→ **What is required**
Locate the word "data" in the material, then show every line that holds it.

====== Entries supplied

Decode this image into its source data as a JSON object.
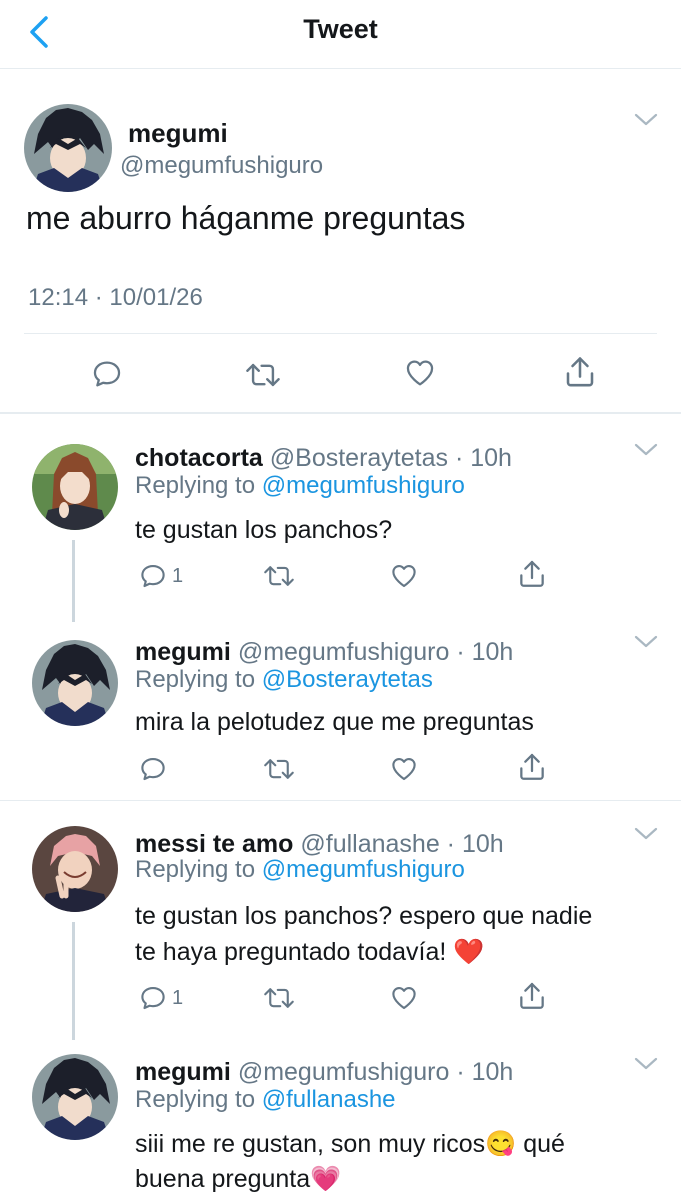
{
  "header": {
    "title": "Tweet"
  },
  "main_tweet": {
    "name": "megumi",
    "handle": "@megumfushiguro",
    "text": "me aburro háganme preguntas",
    "timestamp": "12:14 · 10/01/26"
  },
  "replies": [
    {
      "name": "chotacorta",
      "meta": "@Bosteraytetas · 10h",
      "replying_prefix": "Replying to",
      "replying_to": "@megumfushiguro",
      "lines": [
        "te gustan los panchos?"
      ],
      "reply_count": "1"
    },
    {
      "name": "megumi",
      "meta": "@megumfushiguro · 10h",
      "replying_prefix": "Replying to",
      "replying_to": "@Bosteraytetas",
      "lines": [
        "mira la pelotudez que me preguntas"
      ],
      "reply_count": ""
    },
    {
      "name": "messi te amo",
      "meta": "@fullanashe · 10h",
      "replying_prefix": "Replying to",
      "replying_to": "@megumfushiguro",
      "lines": [
        "te gustan los panchos? espero que nadie",
        "te haya preguntado todavía! ❤️"
      ],
      "reply_count": "1"
    },
    {
      "name": "megumi",
      "meta": "@megumfushiguro · 10h",
      "replying_prefix": "Replying to",
      "replying_to": "@fullanashe",
      "lines": [
        "siii me re gustan, son muy ricos😋 qué",
        "buena pregunta💗"
      ],
      "reply_count": ""
    }
  ],
  "colors": {
    "link": "#1b95e0",
    "muted": "#657786",
    "text": "#14171a",
    "heart_emoji": "#e0245e"
  }
}
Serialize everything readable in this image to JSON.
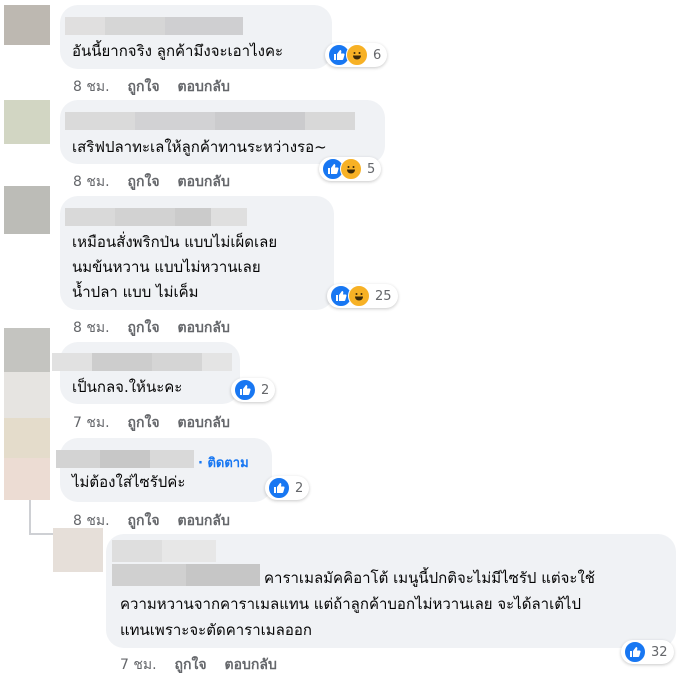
{
  "comments": [
    {
      "text_lines": [
        "อันนี้ยากจริง ลูกค้ามึงจะเอาไงคะ"
      ],
      "reactions": [
        "like",
        "haha"
      ],
      "count": "6",
      "time": "8 ชม.",
      "like_label": "ถูกใจ",
      "reply_label": "ตอบกลับ"
    },
    {
      "text_lines": [
        "เสริฟปลาทะเลให้ลูกค้าทานระหว่างรอ~"
      ],
      "reactions": [
        "like",
        "haha"
      ],
      "count": "5",
      "time": "8 ชม.",
      "like_label": "ถูกใจ",
      "reply_label": "ตอบกลับ"
    },
    {
      "text_lines": [
        "เหมือนสั่งพริกป่น แบบไม่เผ็ดเลย",
        "นมข้นหวาน แบบไม่หวานเลย",
        "น้ำปลา แบบ ไม่เค็ม"
      ],
      "reactions": [
        "like",
        "haha"
      ],
      "count": "25",
      "time": "8 ชม.",
      "like_label": "ถูกใจ",
      "reply_label": "ตอบกลับ"
    },
    {
      "text_lines": [
        "เป็นกลจ.ให้นะคะ"
      ],
      "reactions": [
        "like"
      ],
      "count": "2",
      "time": "7 ชม.",
      "like_label": "ถูกใจ",
      "reply_label": "ตอบกลับ"
    },
    {
      "follow_label": "· ติดตาม",
      "text_lines": [
        "ไม่ต้องใส่ไซรัปค่ะ"
      ],
      "reactions": [
        "like"
      ],
      "count": "2",
      "time": "8 ชม.",
      "like_label": "ถูกใจ",
      "reply_label": "ตอบกลับ"
    }
  ],
  "reply": {
    "text_lines": [
      "คาราเมลมัคคิอาโต้ เมนูนี้ปกติจะไม่มีไซรัป แต่จะใช้",
      "ความหวานจากคาราเมลแทน แต่ถ้าลูกค้าบอกไม่หวานเลย จะได้ลาเต้ไป",
      "แทนเพราะจะตัดคาราเมลออก"
    ],
    "reactions": [
      "like"
    ],
    "count": "32",
    "time": "7 ชม.",
    "like_label": "ถูกใจ",
    "reply_label": "ตอบกลับ"
  },
  "colors": {
    "bubble": "#f0f2f5",
    "like": "#1877f2",
    "haha": "#f7b125",
    "meta": "#65676b",
    "link": "#1877f2"
  }
}
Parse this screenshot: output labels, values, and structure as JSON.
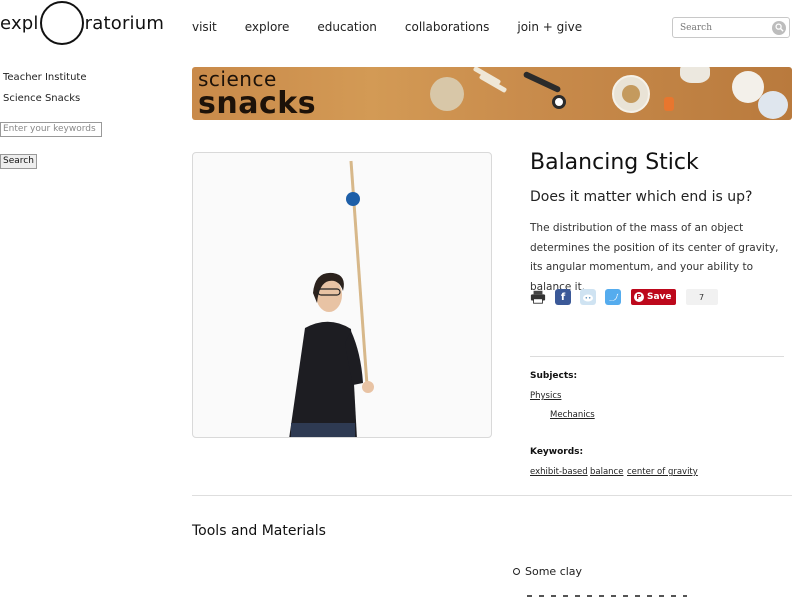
{
  "header": {
    "logo_left": "expl",
    "logo_right": "ratorium",
    "nav": [
      "visit",
      "explore",
      "education",
      "collaborations",
      "join + give"
    ],
    "search_placeholder": "Search"
  },
  "sidebar": {
    "links": [
      "Teacher Institute",
      "Science Snacks"
    ],
    "search_placeholder": "Enter your keywords",
    "search_button": "Search"
  },
  "banner": {
    "line1": "science",
    "line2": "snacks"
  },
  "snack": {
    "title": "Balancing Stick",
    "subtitle": "Does it matter which end is up?",
    "description": "The distribution of the mass of an object determines the position of its center of gravity, its angular momentum, and your ability to balance it.",
    "share": {
      "save_label": "Save",
      "save_count": "7"
    },
    "subjects_label": "Subjects:",
    "subjects": [
      "Physics",
      "Mechanics"
    ],
    "keywords_label": "Keywords:",
    "keywords": [
      "exhibit-based",
      "balance",
      "center of gravity"
    ]
  },
  "tools": {
    "heading": "Tools and Materials",
    "items": [
      "Some clay"
    ]
  },
  "colors": {
    "pinterest": "#bd081c",
    "facebook": "#3b5998",
    "twitter": "#55acee",
    "banner_wood": "#c98a4a"
  }
}
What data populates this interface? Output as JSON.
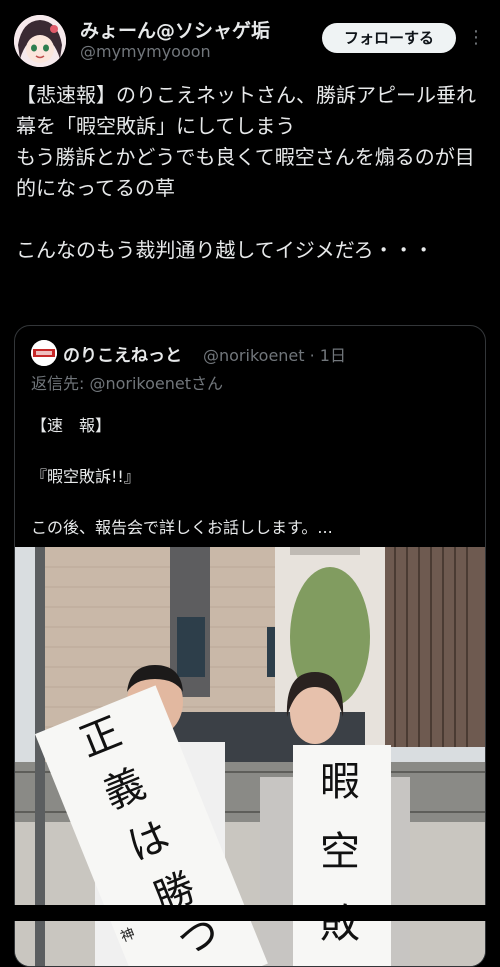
{
  "author": {
    "name": "みょーん@ソシャゲ垢",
    "handle": "@mymymyooon"
  },
  "follow_label": "フォローする",
  "more_label": "⋮",
  "tweet": {
    "text": "【悲速報】のりこえネットさん、勝訴アピール垂れ幕を「暇空敗訴」にしてしまう\nもう勝訴とかどうでも良くて暇空さんを煽るのが目的になってるの草\n\nこんなのもう裁判通り越してイジメだろ・・・"
  },
  "quoted": {
    "name": "のりこえねっと",
    "handle_time": "@norikoenet · 1日",
    "reply_to": "返信先: @norikoenetさん",
    "lines": [
      "【速　報】",
      "『暇空敗訴!!』",
      "この後、報告会で詳しくお話しします。..."
    ]
  },
  "photo": {
    "left_sign": "正義は勝つ",
    "left_sign_small": "神",
    "right_sign": "暇空敗"
  },
  "colors": {
    "background": "#000000",
    "text": "#e7e9ea",
    "muted": "#71767b",
    "border": "#333639",
    "button_bg": "#eff3f4"
  }
}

============

→ **Exercise output**
Decode this image into its source data as a JSON object.
What data populates this interface? Output as JSON.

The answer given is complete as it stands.